**EXERCISE REQUIREMENTS:** Copy out the lines in the records below, unchanged, starting with the line containing "indent-guide (88, 126, 89, 666)" and ending with the line containing "382, 463, 410)", including both.

# INPUT ROWS start

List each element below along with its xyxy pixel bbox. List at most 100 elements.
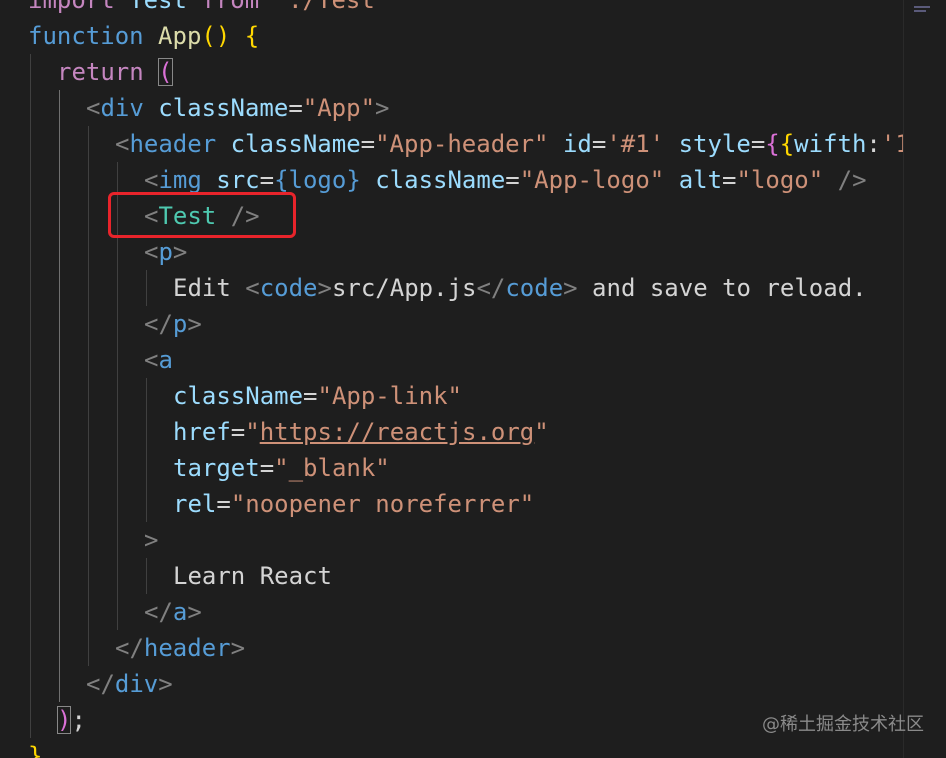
indent-guide (88, 126, 89, 666)
code-token: > (158, 670, 173, 698)
code-token: https://reactjs.org (259, 418, 535, 446)
code-token: img (158, 166, 202, 194)
code-token: src/App.js (331, 274, 477, 302)
indent-guide (30, 54, 31, 738)
code-token: "App-link" (317, 382, 463, 410)
code-token: code (259, 274, 318, 302)
code-token: Learn React (173, 562, 332, 590)
code-token: import (28, 0, 115, 14)
code-token: code (505, 274, 564, 302)
code-token: = (259, 166, 275, 194)
code-token: { (765, 130, 780, 158)
code-token: = (216, 490, 231, 518)
code-editor[interactable]: import Test from './Test' function App() … (0, 0, 946, 758)
code-line[interactable]: </p> (144, 306, 202, 342)
code-line[interactable]: </a> (144, 594, 202, 630)
code-line[interactable]: Edit <code>src/App.js</code> and save to… (173, 270, 867, 306)
code-token: href (173, 418, 231, 446)
code-line[interactable]: </div> (86, 666, 173, 702)
code-token: a (172, 598, 188, 626)
code-token: ; (71, 706, 86, 734)
code-line[interactable]: } (28, 738, 42, 758)
code-token: {logo} (274, 166, 361, 194)
code-line[interactable]: className="App-link" (173, 378, 462, 414)
code-line[interactable]: <header className="App-header" id='#1' s… (115, 126, 910, 162)
code-token: className (230, 130, 361, 158)
code-token: ( (158, 58, 173, 86)
code-token: { (244, 22, 260, 50)
code-token: = (360, 130, 376, 158)
code-token: target (173, 454, 260, 482)
code-line[interactable]: rel="noopener noreferrer" (173, 486, 534, 522)
code-token: id (562, 130, 592, 158)
code-token: </ (476, 274, 506, 302)
code-line[interactable]: function App() { (28, 18, 259, 54)
code-token: < (86, 94, 101, 122)
code-token: div (100, 94, 144, 122)
code-token: /> (837, 166, 867, 194)
code-token: src (216, 166, 260, 194)
code-token: a (158, 346, 173, 374)
code-line[interactable]: > (144, 522, 158, 558)
code-token: className (375, 166, 506, 194)
code-token: = (505, 166, 520, 194)
code-line[interactable]: Learn React (173, 558, 332, 594)
code-token: and save to reload. (577, 274, 867, 302)
code-line[interactable]: return ( (57, 54, 173, 90)
code-token: = (259, 454, 275, 482)
code-token: "_blank" (274, 454, 390, 482)
code-line[interactable]: <p> (144, 234, 187, 270)
code-line[interactable]: href="https://reactjs.org" (173, 414, 549, 450)
code-token: Edit (173, 274, 231, 302)
code-token: { (779, 130, 795, 158)
code-token: "App-header" (375, 130, 549, 158)
code-token: './Test' (273, 0, 390, 14)
code-token: header (143, 634, 231, 662)
code-token: > (230, 634, 246, 662)
code-token: " (245, 418, 260, 446)
code-line[interactable]: <div className="App"> (86, 90, 389, 126)
code-token: Test (129, 0, 187, 14)
test-component-highlight-box (108, 192, 296, 238)
indent-guide (59, 90, 60, 702)
code-line[interactable]: <a (144, 342, 173, 378)
minimap-line (914, 6, 930, 8)
code-token: </ (115, 634, 144, 662)
code-token: < (144, 346, 159, 374)
code-token: () (201, 22, 231, 50)
code-token: = (303, 382, 318, 410)
code-token: = (230, 418, 246, 446)
code-line[interactable]: import Test from './Test' (28, 0, 389, 18)
code-token: = (591, 130, 607, 158)
code-token: "App-logo" (519, 166, 665, 194)
minimap[interactable] (903, 0, 946, 758)
code-token: p (172, 310, 188, 338)
code-token: </ (144, 310, 173, 338)
code-token: "App" (302, 94, 376, 122)
code-token: : (866, 130, 881, 158)
code-token: rel (173, 490, 217, 518)
code-token: = (750, 130, 766, 158)
code-token: > (144, 526, 159, 554)
code-token: < (144, 238, 159, 266)
code-token: function (28, 22, 144, 50)
code-line[interactable]: target="_blank" (173, 450, 390, 486)
code-token: alt (678, 166, 723, 194)
code-token: return (57, 58, 144, 86)
code-line[interactable]: ); (57, 702, 86, 738)
code-line[interactable]: </header> (115, 630, 245, 666)
code-token: "logo" (736, 166, 824, 194)
watermark-text: @稀土掘金技术社区 (762, 714, 924, 735)
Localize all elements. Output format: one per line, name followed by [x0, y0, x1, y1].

# INPUT ROWS end

**FULL RESPONSE:**
indent-guide (88, 126, 89, 666)
code-token: > (158, 670, 173, 698)
code-token: https://reactjs.org (259, 418, 535, 446)
code-token: img (158, 166, 202, 194)
code-token: src/App.js (331, 274, 477, 302)
indent-guide (30, 54, 31, 738)
code-token: "App-link" (317, 382, 463, 410)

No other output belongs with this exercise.